begin

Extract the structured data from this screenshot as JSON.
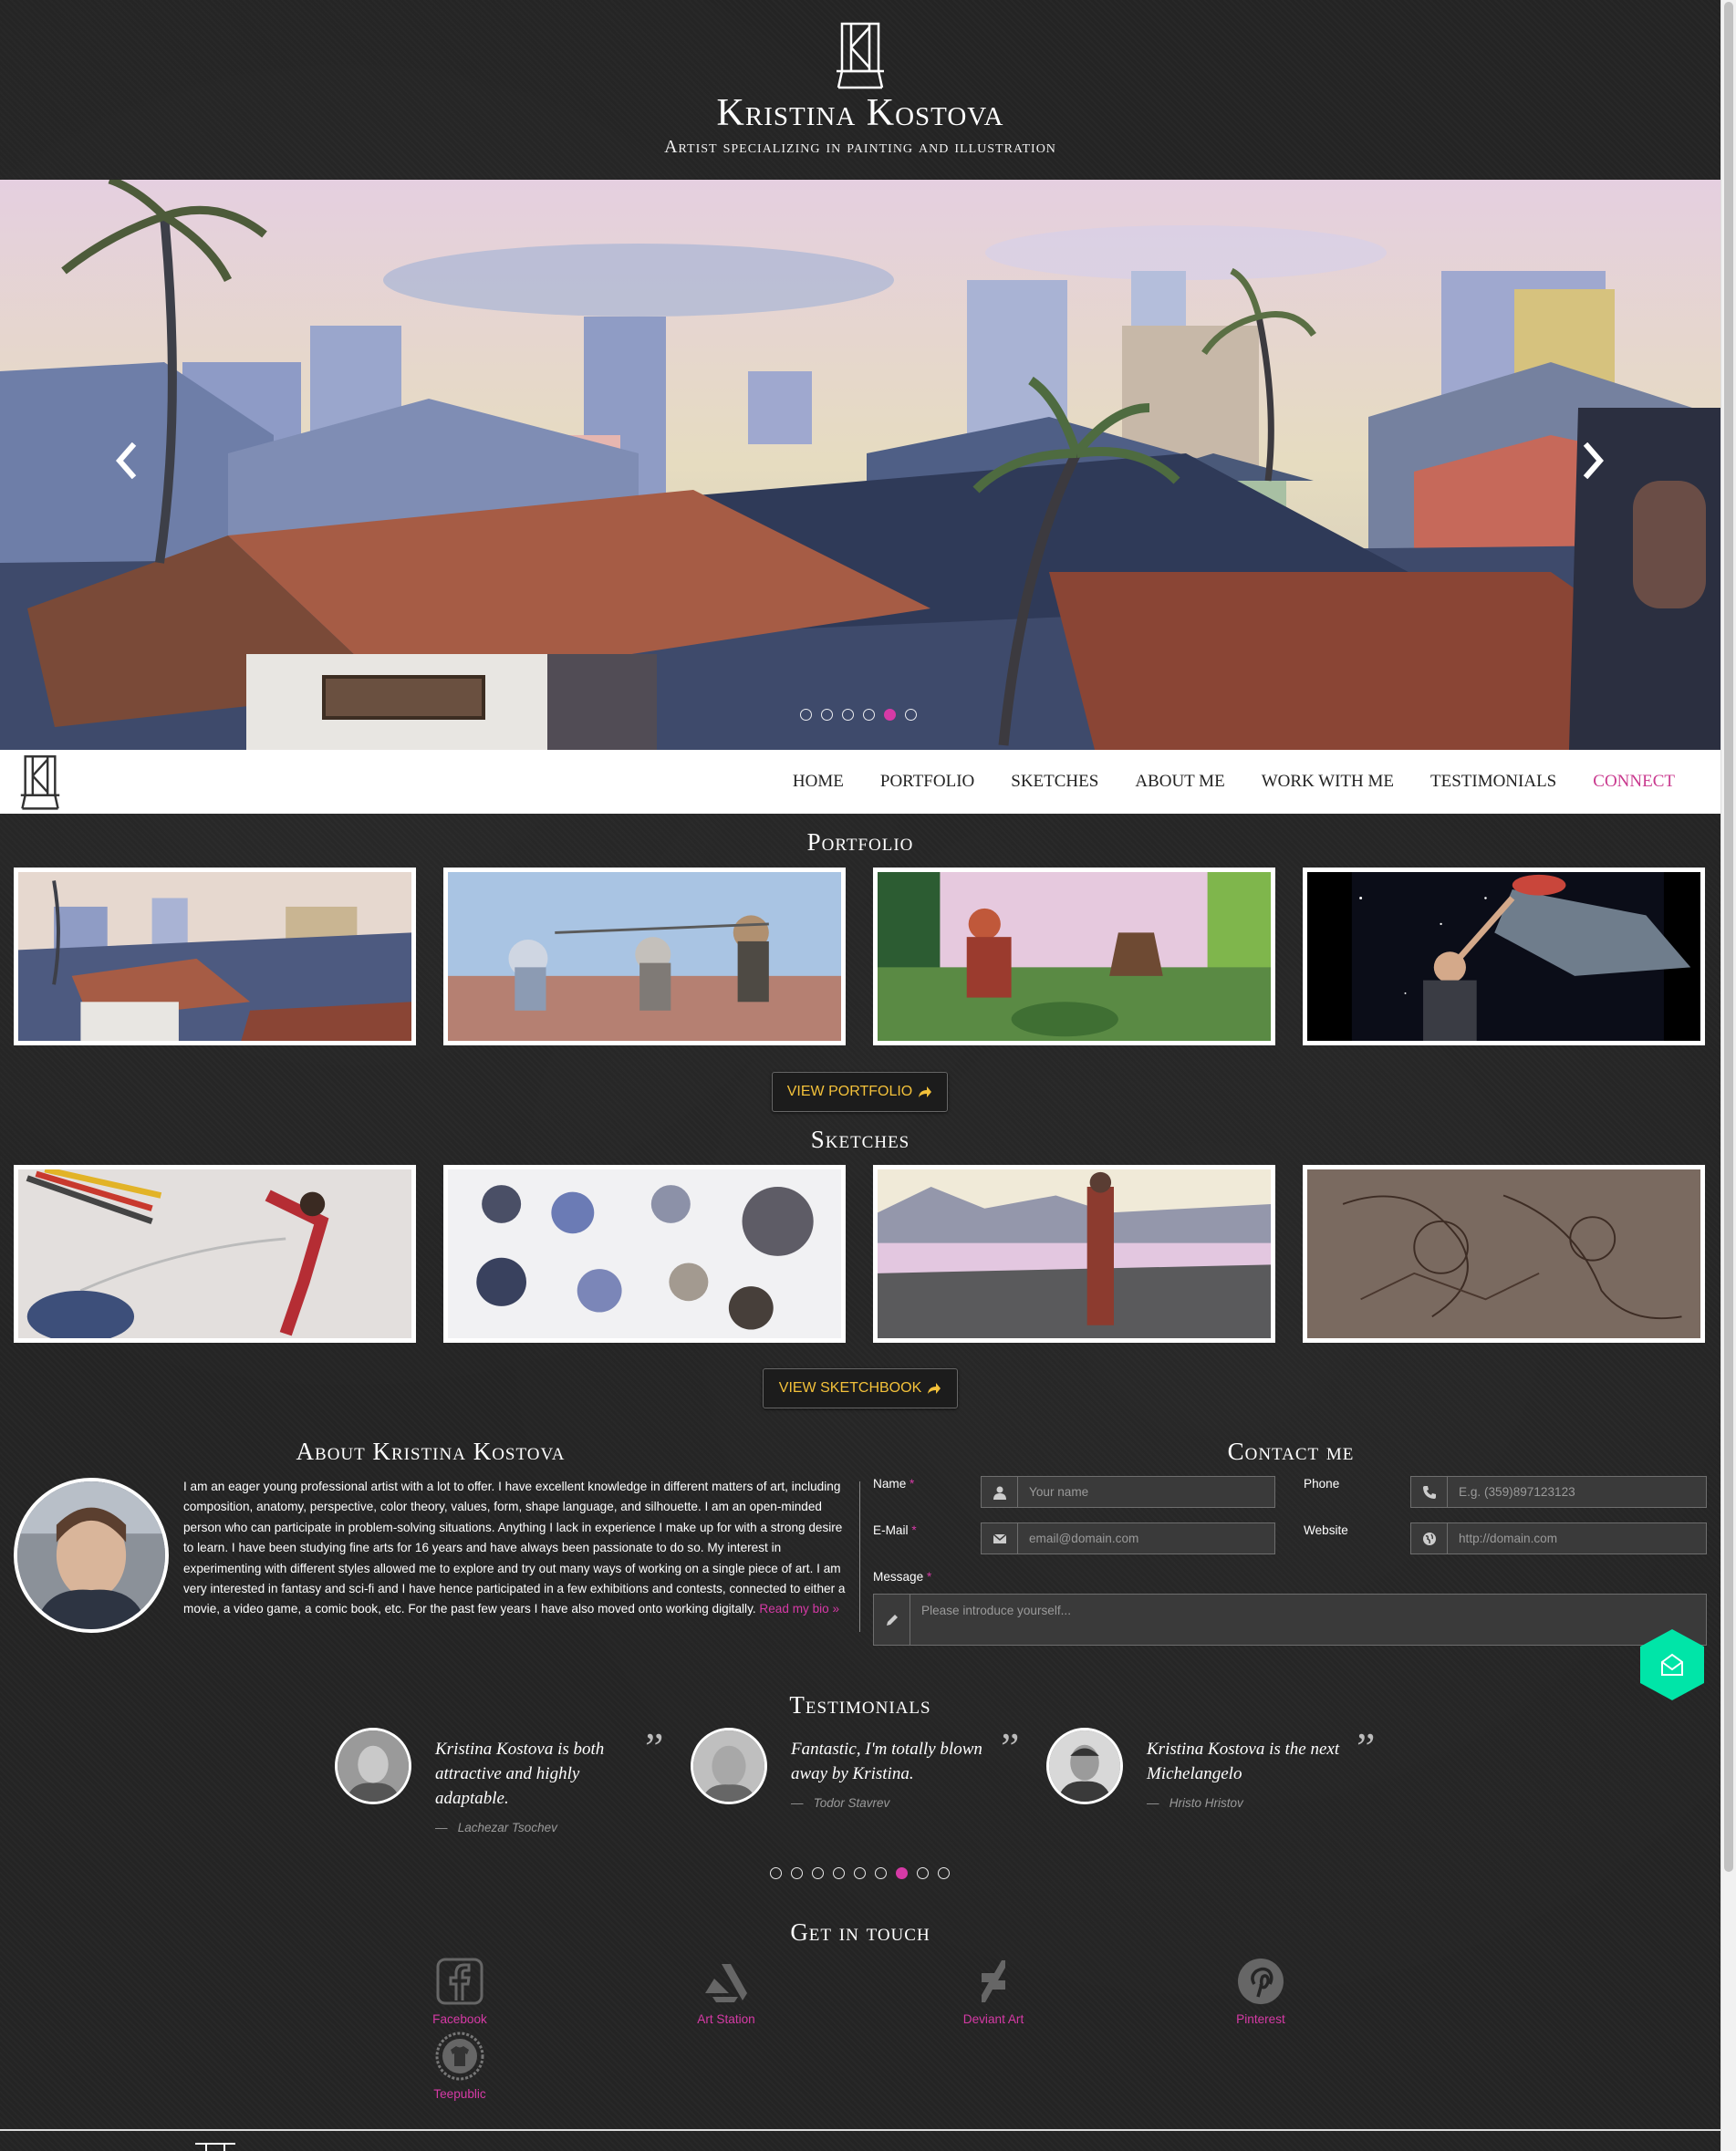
{
  "header": {
    "title": "Kristina Kostova",
    "tagline": "Artist specializing in painting and illustration"
  },
  "hero": {
    "dot_count": 6,
    "active_dot": 5
  },
  "nav": {
    "items": [
      "HOME",
      "PORTFOLIO",
      "SKETCHES",
      "ABOUT ME",
      "WORK WITH ME",
      "TESTIMONIALS",
      "CONNECT"
    ],
    "active": "CONNECT"
  },
  "portfolio": {
    "title": "Portfolio",
    "button": "VIEW PORTFOLIO"
  },
  "sketches": {
    "title": "Sketches",
    "button": "VIEW SKETCHBOOK"
  },
  "about": {
    "title": "About Kristina Kostova",
    "text": "I am an eager young professional artist with a lot to offer. I have excellent knowledge in different matters of art, including composition, anatomy, perspective, color theory, values, form, shape language, and silhouette. I am an open-minded person who can participate in problem-solving situations. Anything I lack in experience I make up for with a strong desire to learn. I have been studying fine arts for 16 years and have always been passionate to do so. My interest in experimenting with different styles allowed me to explore and try out many ways of working on a single piece of art. I am very interested in fantasy and sci-fi and I have hence participated in a few exhibitions and contests, connected to either a movie, a video game, a comic book, etc. For the past few years I have also moved onto working digitally.",
    "read_more": "Read my bio »"
  },
  "contact": {
    "title": "Contact me",
    "name_label": "Name",
    "name_placeholder": "Your name",
    "phone_label": "Phone",
    "phone_placeholder": "E.g. (359)897123123",
    "email_label": "E-Mail",
    "email_placeholder": "email@domain.com",
    "website_label": "Website",
    "website_placeholder": "http://domain.com",
    "message_label": "Message",
    "message_placeholder": "Please introduce yourself...",
    "required_mark": "*",
    "accent_color": "#00e5a8"
  },
  "testimonials": {
    "title": "Testimonials",
    "items": [
      {
        "quote": "Kristina Kostova is both attractive and highly adaptable.",
        "author": "Lachezar Tsochev"
      },
      {
        "quote": "Fantastic, I'm totally blown away by Kristina.",
        "author": "Todor Stavrev"
      },
      {
        "quote": "Kristina Kostova is the next Michelangelo",
        "author": "Hristo Hristov"
      }
    ],
    "dash": "—",
    "quote_mark": "”",
    "dot_count": 9,
    "active_dot": 7
  },
  "social": {
    "title": "Get in touch",
    "items": [
      {
        "label": "Facebook",
        "icon": "facebook-icon"
      },
      {
        "label": "Art Station",
        "icon": "artstation-icon"
      },
      {
        "label": "Deviant Art",
        "icon": "deviantart-icon"
      },
      {
        "label": "Pinterest",
        "icon": "pinterest-icon"
      },
      {
        "label": "Teepublic",
        "icon": "teepublic-icon"
      }
    ]
  },
  "colors": {
    "accent_pink": "#d63aa6",
    "button_text": "#f3c13a"
  }
}
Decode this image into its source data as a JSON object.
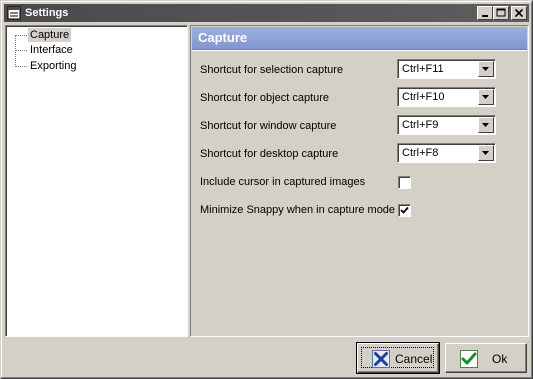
{
  "window": {
    "title": "Settings",
    "icon": "window-icon",
    "controls": {
      "minimize": "minimize-icon",
      "maximize": "maximize-icon",
      "close": "close-icon"
    }
  },
  "tree": {
    "items": [
      {
        "label": "Capture",
        "selected": true
      },
      {
        "label": "Interface",
        "selected": false
      },
      {
        "label": "Exporting",
        "selected": false
      }
    ]
  },
  "panel": {
    "header": "Capture",
    "header_color": "#8aa0d6",
    "shortcuts": [
      {
        "label": "Shortcut for selection capture",
        "value": "Ctrl+F11"
      },
      {
        "label": "Shortcut for object capture",
        "value": "Ctrl+F10"
      },
      {
        "label": "Shortcut for window capture",
        "value": "Ctrl+F9"
      },
      {
        "label": "Shortcut for desktop capture",
        "value": "Ctrl+F8"
      }
    ],
    "options": [
      {
        "label": "Include cursor in captured images",
        "checked": false
      },
      {
        "label": "Minimize Snappy when in capture mode",
        "checked": true
      }
    ]
  },
  "buttons": {
    "cancel": {
      "label": "Cancel",
      "icon": "x-icon",
      "icon_color": "#1f3fa0"
    },
    "ok": {
      "label": "Ok",
      "icon": "checkmark-icon",
      "icon_color": "#1a8a2a"
    }
  }
}
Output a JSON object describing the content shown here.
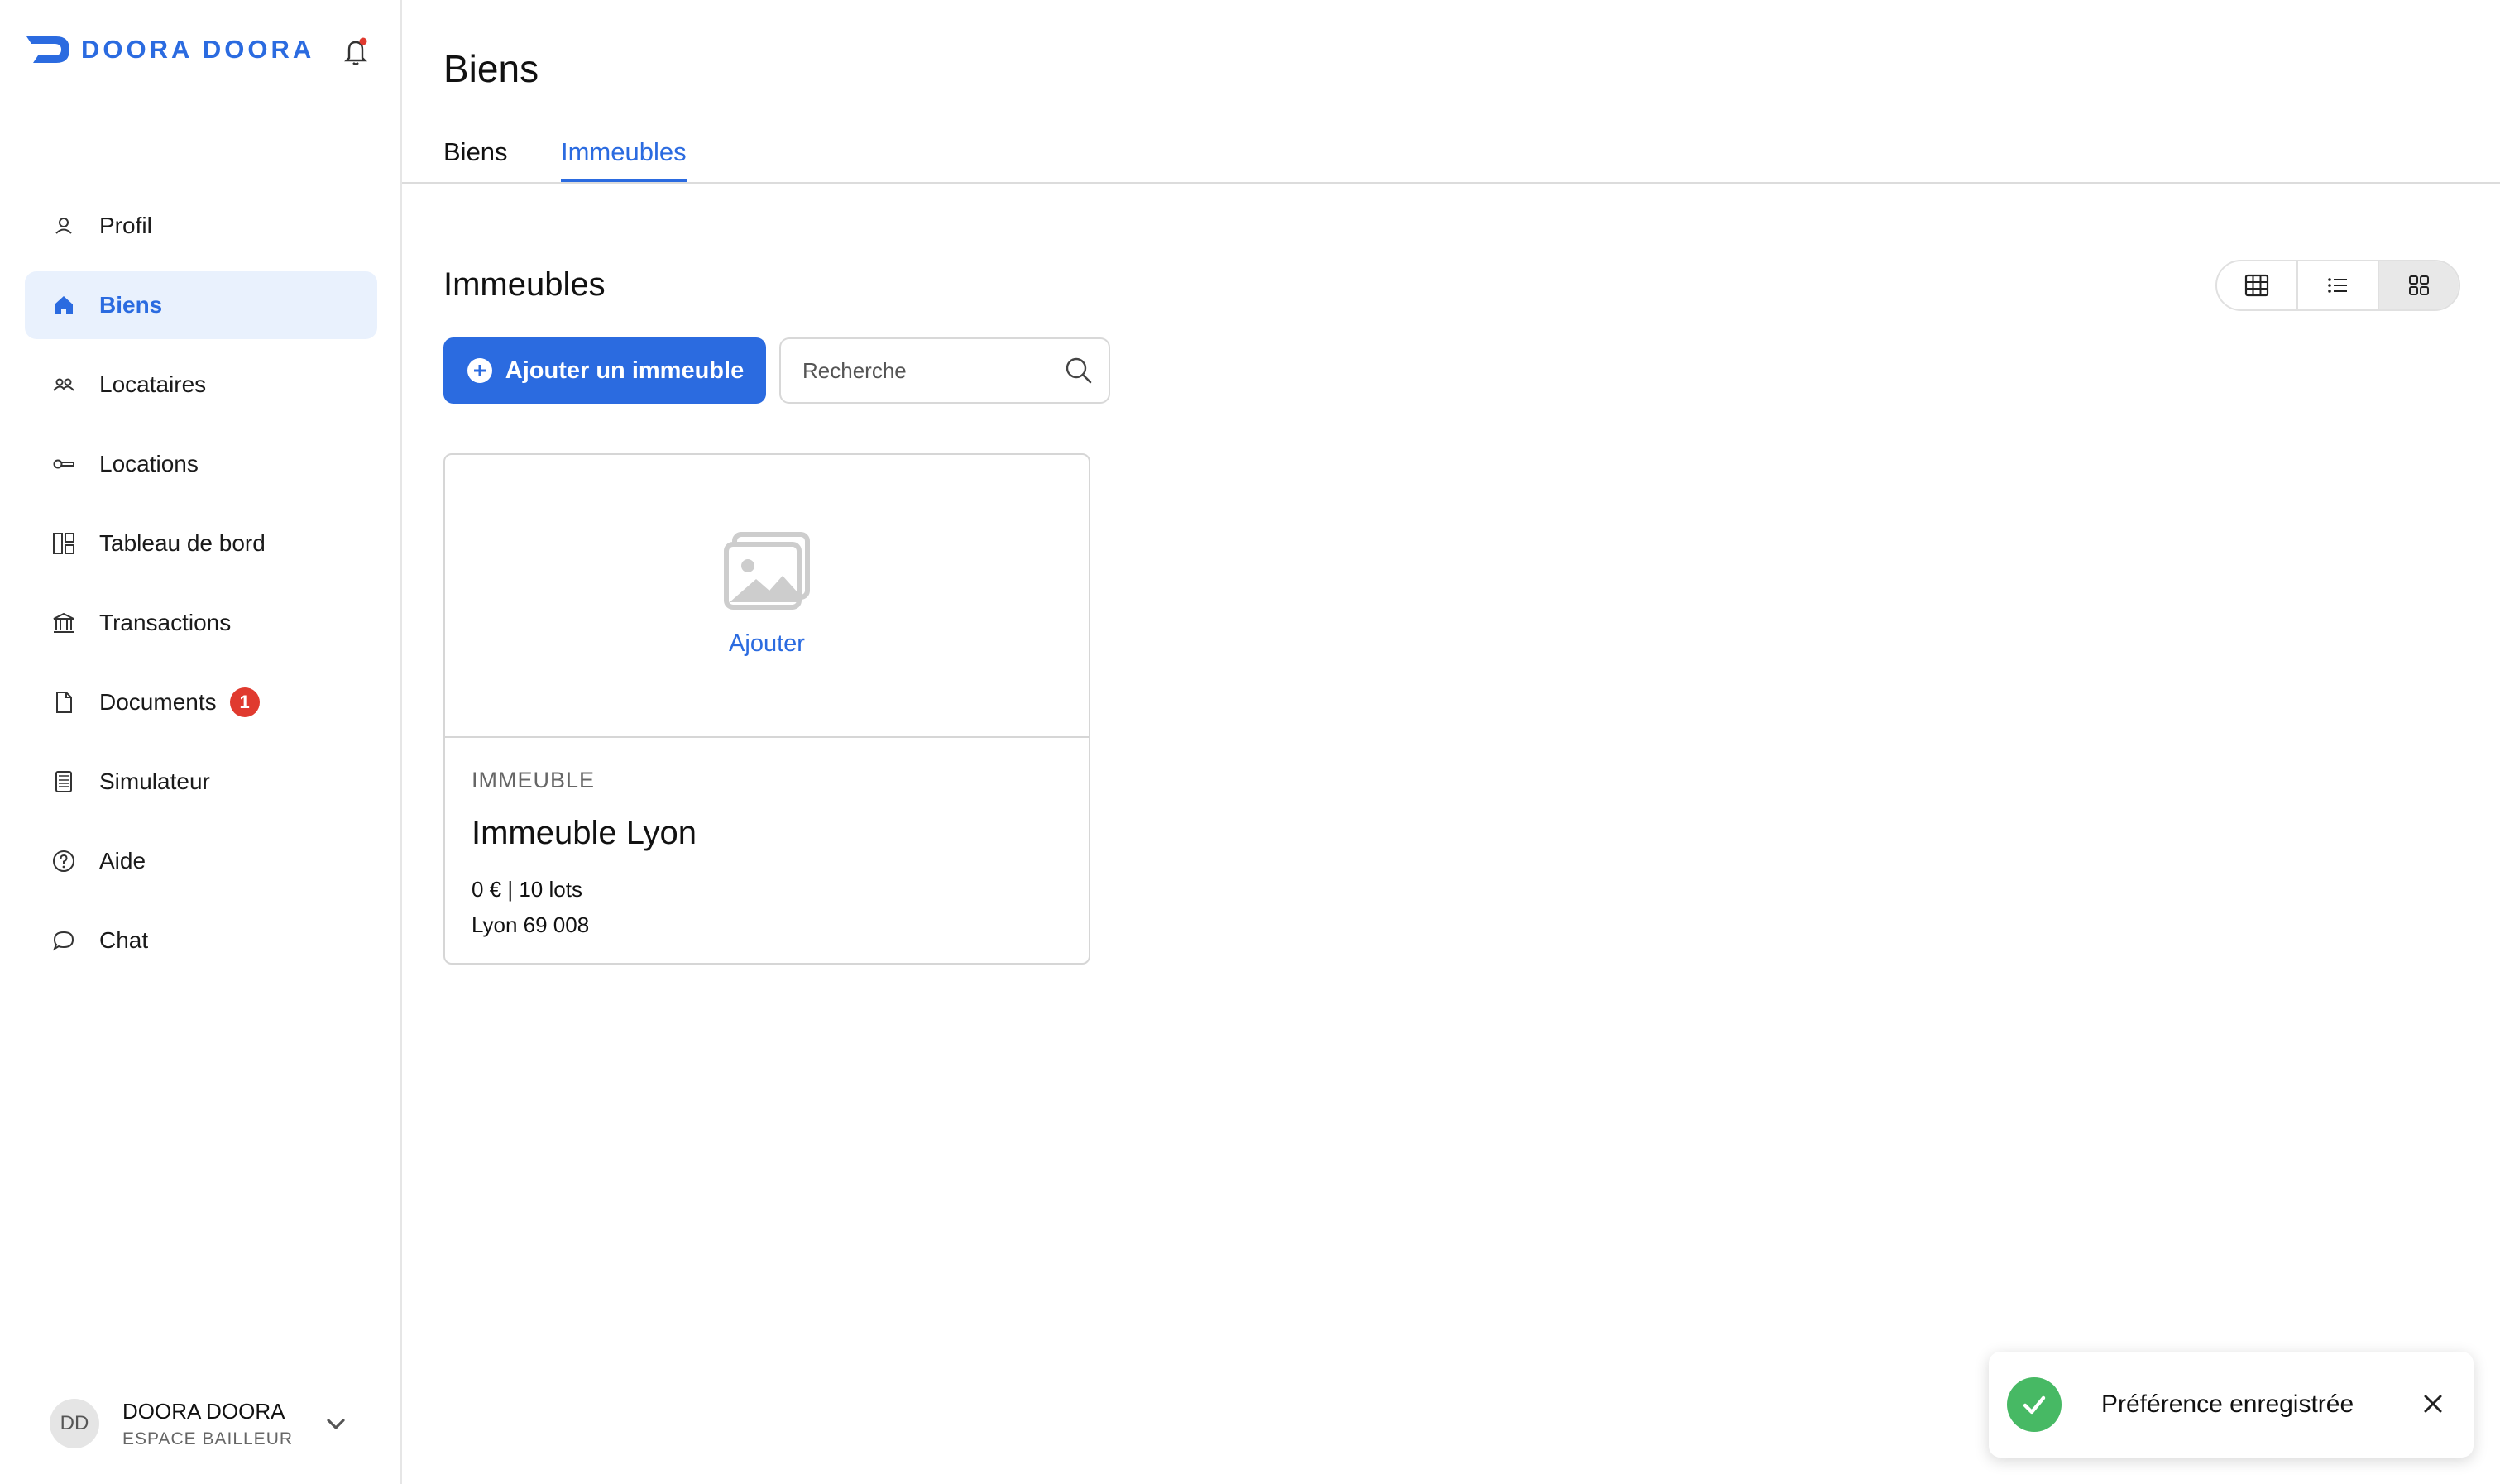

end

### [Work to complete]
Each line that has the word "window" should be copied.

### [Output of the exercise]
  "window": {
    "icon": "window-icon",
        "label": "Shortcut for window capture",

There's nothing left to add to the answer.